▸ **Stated goal**:
Every entry must be given again exactly.

▸ **Listing**:

##########

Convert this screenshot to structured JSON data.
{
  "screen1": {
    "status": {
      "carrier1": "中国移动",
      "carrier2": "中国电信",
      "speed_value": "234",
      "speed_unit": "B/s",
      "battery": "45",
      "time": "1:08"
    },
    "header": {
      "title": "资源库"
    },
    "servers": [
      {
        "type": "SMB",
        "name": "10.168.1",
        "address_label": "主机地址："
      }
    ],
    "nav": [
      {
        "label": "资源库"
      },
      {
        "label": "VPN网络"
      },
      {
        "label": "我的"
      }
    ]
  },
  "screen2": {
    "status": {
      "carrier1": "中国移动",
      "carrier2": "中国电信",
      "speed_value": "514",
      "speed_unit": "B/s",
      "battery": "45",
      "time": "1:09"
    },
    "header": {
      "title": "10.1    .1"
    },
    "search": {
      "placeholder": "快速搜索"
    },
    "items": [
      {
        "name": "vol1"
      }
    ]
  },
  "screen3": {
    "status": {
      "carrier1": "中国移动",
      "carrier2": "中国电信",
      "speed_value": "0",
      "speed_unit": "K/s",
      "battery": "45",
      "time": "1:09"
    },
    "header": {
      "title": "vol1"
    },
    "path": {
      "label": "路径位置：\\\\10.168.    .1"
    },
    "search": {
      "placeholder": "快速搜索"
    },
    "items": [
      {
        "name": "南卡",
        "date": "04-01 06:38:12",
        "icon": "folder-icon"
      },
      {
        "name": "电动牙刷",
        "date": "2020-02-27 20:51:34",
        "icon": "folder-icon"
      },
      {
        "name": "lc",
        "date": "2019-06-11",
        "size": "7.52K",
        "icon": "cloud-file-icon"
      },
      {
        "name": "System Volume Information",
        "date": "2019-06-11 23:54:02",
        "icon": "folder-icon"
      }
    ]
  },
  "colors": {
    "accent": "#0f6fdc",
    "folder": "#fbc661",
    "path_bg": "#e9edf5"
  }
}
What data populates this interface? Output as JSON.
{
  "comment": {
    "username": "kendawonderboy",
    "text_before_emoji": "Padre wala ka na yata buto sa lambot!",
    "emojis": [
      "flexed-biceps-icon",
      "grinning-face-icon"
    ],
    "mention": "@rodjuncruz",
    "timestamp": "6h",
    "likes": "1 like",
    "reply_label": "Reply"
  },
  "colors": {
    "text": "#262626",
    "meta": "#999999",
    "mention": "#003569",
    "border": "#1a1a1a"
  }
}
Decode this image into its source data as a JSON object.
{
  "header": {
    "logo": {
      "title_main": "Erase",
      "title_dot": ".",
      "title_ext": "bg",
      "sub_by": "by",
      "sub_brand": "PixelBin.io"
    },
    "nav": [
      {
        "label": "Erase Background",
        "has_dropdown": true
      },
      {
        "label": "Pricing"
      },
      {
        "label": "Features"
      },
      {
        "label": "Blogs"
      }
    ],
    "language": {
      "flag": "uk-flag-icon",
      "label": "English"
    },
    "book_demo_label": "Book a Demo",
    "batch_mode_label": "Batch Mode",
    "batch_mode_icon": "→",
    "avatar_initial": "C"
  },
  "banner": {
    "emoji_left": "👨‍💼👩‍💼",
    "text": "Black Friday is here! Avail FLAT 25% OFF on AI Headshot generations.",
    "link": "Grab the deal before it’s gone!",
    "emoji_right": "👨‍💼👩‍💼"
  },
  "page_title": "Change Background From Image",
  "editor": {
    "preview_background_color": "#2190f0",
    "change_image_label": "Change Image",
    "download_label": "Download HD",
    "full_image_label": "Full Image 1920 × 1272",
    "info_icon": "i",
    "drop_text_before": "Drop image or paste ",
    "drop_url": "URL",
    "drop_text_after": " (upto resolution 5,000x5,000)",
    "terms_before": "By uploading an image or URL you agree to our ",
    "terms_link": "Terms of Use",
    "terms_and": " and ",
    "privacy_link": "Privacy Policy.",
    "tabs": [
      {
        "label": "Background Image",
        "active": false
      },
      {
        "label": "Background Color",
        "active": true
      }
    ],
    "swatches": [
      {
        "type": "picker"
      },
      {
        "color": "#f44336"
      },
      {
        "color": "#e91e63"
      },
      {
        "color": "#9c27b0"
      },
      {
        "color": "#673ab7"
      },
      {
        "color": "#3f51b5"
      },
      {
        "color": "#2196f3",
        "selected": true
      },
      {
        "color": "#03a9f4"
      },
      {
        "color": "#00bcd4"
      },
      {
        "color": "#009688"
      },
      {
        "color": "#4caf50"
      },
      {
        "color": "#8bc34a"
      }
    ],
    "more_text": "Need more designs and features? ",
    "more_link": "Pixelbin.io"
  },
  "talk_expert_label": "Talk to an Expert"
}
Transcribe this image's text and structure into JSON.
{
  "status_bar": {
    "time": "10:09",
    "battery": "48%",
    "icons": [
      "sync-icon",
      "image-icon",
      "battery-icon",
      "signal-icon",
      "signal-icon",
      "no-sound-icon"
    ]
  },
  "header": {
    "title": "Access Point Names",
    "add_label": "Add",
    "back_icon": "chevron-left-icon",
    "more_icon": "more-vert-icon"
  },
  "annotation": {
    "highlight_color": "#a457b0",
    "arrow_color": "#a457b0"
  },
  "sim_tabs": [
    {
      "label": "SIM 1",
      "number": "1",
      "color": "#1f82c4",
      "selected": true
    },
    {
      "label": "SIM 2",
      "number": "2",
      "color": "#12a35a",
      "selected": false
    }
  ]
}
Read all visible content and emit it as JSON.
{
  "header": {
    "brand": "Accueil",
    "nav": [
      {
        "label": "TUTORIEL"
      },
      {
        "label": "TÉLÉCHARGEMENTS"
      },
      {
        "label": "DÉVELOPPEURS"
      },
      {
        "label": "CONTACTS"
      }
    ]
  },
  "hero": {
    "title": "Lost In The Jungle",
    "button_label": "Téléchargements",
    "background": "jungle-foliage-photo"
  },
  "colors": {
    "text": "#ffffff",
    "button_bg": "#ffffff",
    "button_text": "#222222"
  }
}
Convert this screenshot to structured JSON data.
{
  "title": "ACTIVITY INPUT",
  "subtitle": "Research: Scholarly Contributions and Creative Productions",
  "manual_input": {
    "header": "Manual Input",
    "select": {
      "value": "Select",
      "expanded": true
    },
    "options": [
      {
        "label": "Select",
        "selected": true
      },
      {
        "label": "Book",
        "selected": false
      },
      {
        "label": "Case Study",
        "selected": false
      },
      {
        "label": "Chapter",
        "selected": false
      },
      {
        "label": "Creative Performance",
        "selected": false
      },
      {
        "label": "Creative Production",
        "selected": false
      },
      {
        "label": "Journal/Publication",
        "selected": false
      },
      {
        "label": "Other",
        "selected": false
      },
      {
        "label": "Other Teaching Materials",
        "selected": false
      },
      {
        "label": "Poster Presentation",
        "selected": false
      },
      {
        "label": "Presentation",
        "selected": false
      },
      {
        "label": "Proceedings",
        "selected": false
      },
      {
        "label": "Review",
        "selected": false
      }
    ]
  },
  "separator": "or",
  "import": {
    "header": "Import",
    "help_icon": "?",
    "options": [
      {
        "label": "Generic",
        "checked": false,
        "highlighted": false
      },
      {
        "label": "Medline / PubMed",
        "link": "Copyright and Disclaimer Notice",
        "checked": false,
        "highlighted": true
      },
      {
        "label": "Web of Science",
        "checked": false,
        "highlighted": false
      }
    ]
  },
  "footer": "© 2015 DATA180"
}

##########

▸ **Exercise output**:
Convert this screenshot to structured JSON data.
{
  "screen1": {
    "status": {
      "carrier1": "中国移动",
      "carrier2": "中国电信",
      "speed_value": "234",
      "speed_unit": "B/s",
      "battery": "45",
      "time": "1:08"
    },
    "header": {
      "title": "资源库"
    },
    "servers": [
      {
        "type": "SMB",
        "name": "10.168.1",
        "address_label": "主机地址："
      }
    ],
    "nav": [
      {
        "label": "资源库"
      },
      {
        "label": "VPN网络"
      },
      {
        "label": "我的"
      }
    ]
  },
  "screen2": {
    "status": {
      "carrier1": "中国移动",
      "carrier2": "中国电信",
      "speed_value": "514",
      "speed_unit": "B/s",
      "battery": "45",
      "time": "1:09"
    },
    "header": {
      "title": "10.1    .1"
    },
    "search": {
      "placeholder": "快速搜索"
    },
    "items": [
      {
        "name": "vol1"
      }
    ]
  },
  "screen3": {
    "status": {
      "carrier1": "中国移动",
      "carrier2": "中国电信",
      "speed_value": "0",
      "speed_unit": "K/s",
      "battery": "45",
      "time": "1:09"
    },
    "header": {
      "title": "vol1"
    },
    "path": {
      "label": "路径位置：\\\\10.168.    .1"
    },
    "search": {
      "placeholder": "快速搜索"
    },
    "items": [
      {
        "name": "南卡",
        "date": "04-01 06:38:12",
        "icon": "folder-icon"
      },
      {
        "name": "电动牙刷",
        "date": "2020-02-27 20:51:34",
        "icon": "folder-icon"
      },
      {
        "name": "lc",
        "date": "2019-06-11",
        "size": "7.52K",
        "icon": "cloud-file-icon"
      },
      {
        "name": "System Volume Information",
        "date": "2019-06-11 23:54:02",
        "icon": "folder-icon"
      }
    ]
  },
  "colors": {
    "accent": "#0f6fdc",
    "folder": "#fbc661",
    "path_bg": "#e9edf5"
  }
}
What data populates this interface? Output as JSON.
{
  "comment": {
    "username": "kendawonderboy",
    "text_before_emoji": "Padre wala ka na yata buto sa lambot!",
    "emojis": [
      "flexed-biceps-icon",
      "grinning-face-icon"
    ],
    "mention": "@rodjuncruz",
    "timestamp": "6h",
    "likes": "1 like",
    "reply_label": "Reply"
  },
  "colors": {
    "text": "#262626",
    "meta": "#999999",
    "mention": "#003569",
    "border": "#1a1a1a"
  }
}
Decode this image into its source data as a JSON object.
{
  "header": {
    "logo": {
      "title_main": "Erase",
      "title_dot": ".",
      "title_ext": "bg",
      "sub_by": "by",
      "sub_brand": "PixelBin.io"
    },
    "nav": [
      {
        "label": "Erase Background",
        "has_dropdown": true
      },
      {
        "label": "Pricing"
      },
      {
        "label": "Features"
      },
      {
        "label": "Blogs"
      }
    ],
    "language": {
      "flag": "uk-flag-icon",
      "label": "English"
    },
    "book_demo_label": "Book a Demo",
    "batch_mode_label": "Batch Mode",
    "batch_mode_icon": "→",
    "avatar_initial": "C"
  },
  "banner": {
    "emoji_left": "👨‍💼👩‍💼",
    "text": "Black Friday is here! Avail FLAT 25% OFF on AI Headshot generations.",
    "link": "Grab the deal before it’s gone!",
    "emoji_right": "👨‍💼👩‍💼"
  },
  "page_title": "Change Background From Image",
  "editor": {
    "preview_background_color": "#2190f0",
    "change_image_label": "Change Image",
    "download_label": "Download HD",
    "full_image_label": "Full Image 1920 × 1272",
    "info_icon": "i",
    "drop_text_before": "Drop image or paste ",
    "drop_url": "URL",
    "drop_text_after": " (upto resolution 5,000x5,000)",
    "terms_before": "By uploading an image or URL you agree to our ",
    "terms_link": "Terms of Use",
    "terms_and": " and ",
    "privacy_link": "Privacy Policy.",
    "tabs": [
      {
        "label": "Background Image",
        "active": false
      },
      {
        "label": "Background Color",
        "active": true
      }
    ],
    "swatches": [
      {
        "type": "picker"
      },
      {
        "color": "#f44336"
      },
      {
        "color": "#e91e63"
      },
      {
        "color": "#9c27b0"
      },
      {
        "color": "#673ab7"
      },
      {
        "color": "#3f51b5"
      },
      {
        "color": "#2196f3",
        "selected": true
      },
      {
        "color": "#03a9f4"
      },
      {
        "color": "#00bcd4"
      },
      {
        "color": "#009688"
      },
      {
        "color": "#4caf50"
      },
      {
        "color": "#8bc34a"
      }
    ],
    "more_text": "Need more designs and features? ",
    "more_link": "Pixelbin.io"
  },
  "talk_expert_label": "Talk to an Expert"
}
Transcribe this image's text and structure into JSON.
{
  "status_bar": {
    "time": "10:09",
    "battery": "48%",
    "icons": [
      "sync-icon",
      "image-icon",
      "battery-icon",
      "signal-icon",
      "signal-icon",
      "no-sound-icon"
    ]
  },
  "header": {
    "title": "Access Point Names",
    "add_label": "Add",
    "back_icon": "chevron-left-icon",
    "more_icon": "more-vert-icon"
  },
  "annotation": {
    "highlight_color": "#a457b0",
    "arrow_color": "#a457b0"
  },
  "sim_tabs": [
    {
      "label": "SIM 1",
      "number": "1",
      "color": "#1f82c4",
      "selected": true
    },
    {
      "label": "SIM 2",
      "number": "2",
      "color": "#12a35a",
      "selected": false
    }
  ]
}
Read all visible content and emit it as JSON.
{
  "header": {
    "brand": "Accueil",
    "nav": [
      {
        "label": "TUTORIEL"
      },
      {
        "label": "TÉLÉCHARGEMENTS"
      },
      {
        "label": "DÉVELOPPEURS"
      },
      {
        "label": "CONTACTS"
      }
    ]
  },
  "hero": {
    "title": "Lost In The Jungle",
    "button_label": "Téléchargements",
    "background": "jungle-foliage-photo"
  },
  "colors": {
    "text": "#ffffff",
    "button_bg": "#ffffff",
    "button_text": "#222222"
  }
}
Convert this screenshot to structured JSON data.
{
  "title": "ACTIVITY INPUT",
  "subtitle": "Research: Scholarly Contributions and Creative Productions",
  "manual_input": {
    "header": "Manual Input",
    "select": {
      "value": "Select",
      "expanded": true
    },
    "options": [
      {
        "label": "Select",
        "selected": true
      },
      {
        "label": "Book",
        "selected": false
      },
      {
        "label": "Case Study",
        "selected": false
      },
      {
        "label": "Chapter",
        "selected": false
      },
      {
        "label": "Creative Performance",
        "selected": false
      },
      {
        "label": "Creative Production",
        "selected": false
      },
      {
        "label": "Journal/Publication",
        "selected": false
      },
      {
        "label": "Other",
        "selected": false
      },
      {
        "label": "Other Teaching Materials",
        "selected": false
      },
      {
        "label": "Poster Presentation",
        "selected": false
      },
      {
        "label": "Presentation",
        "selected": false
      },
      {
        "label": "Proceedings",
        "selected": false
      },
      {
        "label": "Review",
        "selected": false
      }
    ]
  },
  "separator": "or",
  "import": {
    "header": "Import",
    "help_icon": "?",
    "options": [
      {
        "label": "Generic",
        "checked": false,
        "highlighted": false
      },
      {
        "label": "Medline / PubMed",
        "link": "Copyright and Disclaimer Notice",
        "checked": false,
        "highlighted": true
      },
      {
        "label": "Web of Science",
        "checked": false,
        "highlighted": false
      }
    ]
  },
  "footer": "© 2015 DATA180"
}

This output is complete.